#### Information given

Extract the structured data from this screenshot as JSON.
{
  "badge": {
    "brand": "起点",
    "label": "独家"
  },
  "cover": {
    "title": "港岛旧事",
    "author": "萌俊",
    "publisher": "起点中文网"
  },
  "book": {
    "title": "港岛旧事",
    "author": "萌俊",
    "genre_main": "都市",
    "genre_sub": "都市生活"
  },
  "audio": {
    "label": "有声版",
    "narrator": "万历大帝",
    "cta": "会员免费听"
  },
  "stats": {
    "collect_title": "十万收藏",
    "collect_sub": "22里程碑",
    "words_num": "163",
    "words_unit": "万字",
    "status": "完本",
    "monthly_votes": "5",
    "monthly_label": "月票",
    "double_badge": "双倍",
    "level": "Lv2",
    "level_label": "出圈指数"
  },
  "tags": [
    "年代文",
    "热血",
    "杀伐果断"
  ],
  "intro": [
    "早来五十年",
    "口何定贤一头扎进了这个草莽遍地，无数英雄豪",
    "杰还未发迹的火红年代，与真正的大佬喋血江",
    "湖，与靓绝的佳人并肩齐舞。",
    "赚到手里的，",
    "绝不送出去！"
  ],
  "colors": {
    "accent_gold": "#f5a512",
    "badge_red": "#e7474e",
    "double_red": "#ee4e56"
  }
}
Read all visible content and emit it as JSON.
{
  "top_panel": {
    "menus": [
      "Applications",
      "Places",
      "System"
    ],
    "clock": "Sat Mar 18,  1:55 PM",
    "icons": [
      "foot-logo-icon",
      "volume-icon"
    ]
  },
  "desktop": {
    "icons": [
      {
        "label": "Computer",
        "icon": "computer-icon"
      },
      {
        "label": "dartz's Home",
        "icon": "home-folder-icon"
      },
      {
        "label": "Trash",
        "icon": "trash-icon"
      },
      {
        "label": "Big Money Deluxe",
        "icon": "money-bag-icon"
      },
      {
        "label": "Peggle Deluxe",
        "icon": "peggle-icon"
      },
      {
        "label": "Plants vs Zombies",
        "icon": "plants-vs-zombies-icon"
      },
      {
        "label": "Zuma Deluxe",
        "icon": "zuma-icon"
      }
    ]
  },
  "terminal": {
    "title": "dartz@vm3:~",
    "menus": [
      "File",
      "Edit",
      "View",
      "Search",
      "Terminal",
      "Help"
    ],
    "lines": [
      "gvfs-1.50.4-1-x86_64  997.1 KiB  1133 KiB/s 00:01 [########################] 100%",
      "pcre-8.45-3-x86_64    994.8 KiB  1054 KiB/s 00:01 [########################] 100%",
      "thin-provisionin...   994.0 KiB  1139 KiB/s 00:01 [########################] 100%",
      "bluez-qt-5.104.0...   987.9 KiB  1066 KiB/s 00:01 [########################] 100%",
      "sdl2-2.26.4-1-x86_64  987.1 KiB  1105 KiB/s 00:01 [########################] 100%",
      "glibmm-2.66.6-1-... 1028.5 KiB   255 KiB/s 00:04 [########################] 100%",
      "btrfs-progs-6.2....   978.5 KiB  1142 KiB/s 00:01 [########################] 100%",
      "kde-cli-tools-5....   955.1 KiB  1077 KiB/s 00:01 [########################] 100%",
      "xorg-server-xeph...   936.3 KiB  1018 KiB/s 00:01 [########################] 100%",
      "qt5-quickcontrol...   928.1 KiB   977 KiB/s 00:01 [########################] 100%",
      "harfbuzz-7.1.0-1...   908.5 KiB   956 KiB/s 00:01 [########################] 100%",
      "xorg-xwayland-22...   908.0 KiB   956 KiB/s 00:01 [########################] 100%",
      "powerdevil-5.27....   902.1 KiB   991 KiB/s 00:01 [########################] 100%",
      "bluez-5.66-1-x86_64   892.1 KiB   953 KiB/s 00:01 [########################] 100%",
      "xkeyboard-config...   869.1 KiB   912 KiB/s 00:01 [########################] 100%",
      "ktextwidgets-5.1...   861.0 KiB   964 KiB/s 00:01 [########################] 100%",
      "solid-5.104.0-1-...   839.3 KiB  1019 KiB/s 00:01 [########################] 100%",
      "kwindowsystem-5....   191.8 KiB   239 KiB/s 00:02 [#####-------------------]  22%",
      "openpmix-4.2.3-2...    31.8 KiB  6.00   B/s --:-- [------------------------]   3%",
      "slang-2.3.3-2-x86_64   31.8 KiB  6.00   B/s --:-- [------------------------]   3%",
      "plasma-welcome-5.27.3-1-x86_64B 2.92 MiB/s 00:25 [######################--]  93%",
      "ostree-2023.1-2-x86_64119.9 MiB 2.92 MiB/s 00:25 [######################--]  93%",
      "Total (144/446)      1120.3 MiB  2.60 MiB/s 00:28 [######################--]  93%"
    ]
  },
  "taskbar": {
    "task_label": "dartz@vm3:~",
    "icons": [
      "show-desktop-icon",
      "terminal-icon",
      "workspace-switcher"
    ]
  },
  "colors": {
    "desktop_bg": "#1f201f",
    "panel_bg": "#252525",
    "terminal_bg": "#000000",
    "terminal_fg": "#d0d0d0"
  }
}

########

* _Prompt_
Give every line of the material again, exactly as it reads.

* _Finished answer_
Extract the structured data from this screenshot as JSON.
{
  "badge": {
    "brand": "起点",
    "label": "独家"
  },
  "cover": {
    "title": "港岛旧事",
    "author": "萌俊",
    "publisher": "起点中文网"
  },
  "book": {
    "title": "港岛旧事",
    "author": "萌俊",
    "genre_main": "都市",
    "genre_sub": "都市生活"
  },
  "audio": {
    "label": "有声版",
    "narrator": "万历大帝",
    "cta": "会员免费听"
  },
  "stats": {
    "collect_title": "十万收藏",
    "collect_sub": "22里程碑",
    "words_num": "163",
    "words_unit": "万字",
    "status": "完本",
    "monthly_votes": "5",
    "monthly_label": "月票",
    "double_badge": "双倍",
    "level": "Lv2",
    "level_label": "出圈指数"
  },
  "tags": [
    "年代文",
    "热血",
    "杀伐果断"
  ],
  "intro": [
    "早来五十年",
    "口何定贤一头扎进了这个草莽遍地，无数英雄豪",
    "杰还未发迹的火红年代，与真正的大佬喋血江",
    "湖，与靓绝的佳人并肩齐舞。",
    "赚到手里的，",
    "绝不送出去！"
  ],
  "colors": {
    "accent_gold": "#f5a512",
    "badge_red": "#e7474e",
    "double_red": "#ee4e56"
  }
}
Read all visible content and emit it as JSON.
{
  "top_panel": {
    "menus": [
      "Applications",
      "Places",
      "System"
    ],
    "clock": "Sat Mar 18,  1:55 PM",
    "icons": [
      "foot-logo-icon",
      "volume-icon"
    ]
  },
  "desktop": {
    "icons": [
      {
        "label": "Computer",
        "icon": "computer-icon"
      },
      {
        "label": "dartz's Home",
        "icon": "home-folder-icon"
      },
      {
        "label": "Trash",
        "icon": "trash-icon"
      },
      {
        "label": "Big Money Deluxe",
        "icon": "money-bag-icon"
      },
      {
        "label": "Peggle Deluxe",
        "icon": "peggle-icon"
      },
      {
        "label": "Plants vs Zombies",
        "icon": "plants-vs-zombies-icon"
      },
      {
        "label": "Zuma Deluxe",
        "icon": "zuma-icon"
      }
    ]
  },
  "terminal": {
    "title": "dartz@vm3:~",
    "menus": [
      "File",
      "Edit",
      "View",
      "Search",
      "Terminal",
      "Help"
    ],
    "lines": [
      "gvfs-1.50.4-1-x86_64  997.1 KiB  1133 KiB/s 00:01 [########################] 100%",
      "pcre-8.45-3-x86_64    994.8 KiB  1054 KiB/s 00:01 [########################] 100%",
      "thin-provisionin...   994.0 KiB  1139 KiB/s 00:01 [########################] 100%",
      "bluez-qt-5.104.0...   987.9 KiB  1066 KiB/s 00:01 [########################] 100%",
      "sdl2-2.26.4-1-x86_64  987.1 KiB  1105 KiB/s 00:01 [########################] 100%",
      "glibmm-2.66.6-1-... 1028.5 KiB   255 KiB/s 00:04 [########################] 100%",
      "btrfs-progs-6.2....   978.5 KiB  1142 KiB/s 00:01 [########################] 100%",
      "kde-cli-tools-5....   955.1 KiB  1077 KiB/s 00:01 [########################] 100%",
      "xorg-server-xeph...   936.3 KiB  1018 KiB/s 00:01 [########################] 100%",
      "qt5-quickcontrol...   928.1 KiB   977 KiB/s 00:01 [########################] 100%",
      "harfbuzz-7.1.0-1...   908.5 KiB   956 KiB/s 00:01 [########################] 100%",
      "xorg-xwayland-22...   908.0 KiB   956 KiB/s 00:01 [########################] 100%",
      "powerdevil-5.27....   902.1 KiB   991 KiB/s 00:01 [########################] 100%",
      "bluez-5.66-1-x86_64   892.1 KiB   953 KiB/s 00:01 [########################] 100%",
      "xkeyboard-config...   869.1 KiB   912 KiB/s 00:01 [########################] 100%",
      "ktextwidgets-5.1...   861.0 KiB   964 KiB/s 00:01 [########################] 100%",
      "solid-5.104.0-1-...   839.3 KiB  1019 KiB/s 00:01 [########################] 100%",
      "kwindowsystem-5....   191.8 KiB   239 KiB/s 00:02 [#####-------------------]  22%",
      "openpmix-4.2.3-2...    31.8 KiB  6.00   B/s --:-- [------------------------]   3%",
      "slang-2.3.3-2-x86_64   31.8 KiB  6.00   B/s --:-- [------------------------]   3%",
      "plasma-welcome-5.27.3-1-x86_64B 2.92 MiB/s 00:25 [######################--]  93%",
      "ostree-2023.1-2-x86_64119.9 MiB 2.92 MiB/s 00:25 [######################--]  93%",
      "Total (144/446)      1120.3 MiB  2.60 MiB/s 00:28 [######################--]  93%"
    ]
  },
  "taskbar": {
    "task_label": "dartz@vm3:~",
    "icons": [
      "show-desktop-icon",
      "terminal-icon",
      "workspace-switcher"
    ]
  },
  "colors": {
    "desktop_bg": "#1f201f",
    "panel_bg": "#252525",
    "terminal_bg": "#000000",
    "terminal_fg": "#d0d0d0"
  }
}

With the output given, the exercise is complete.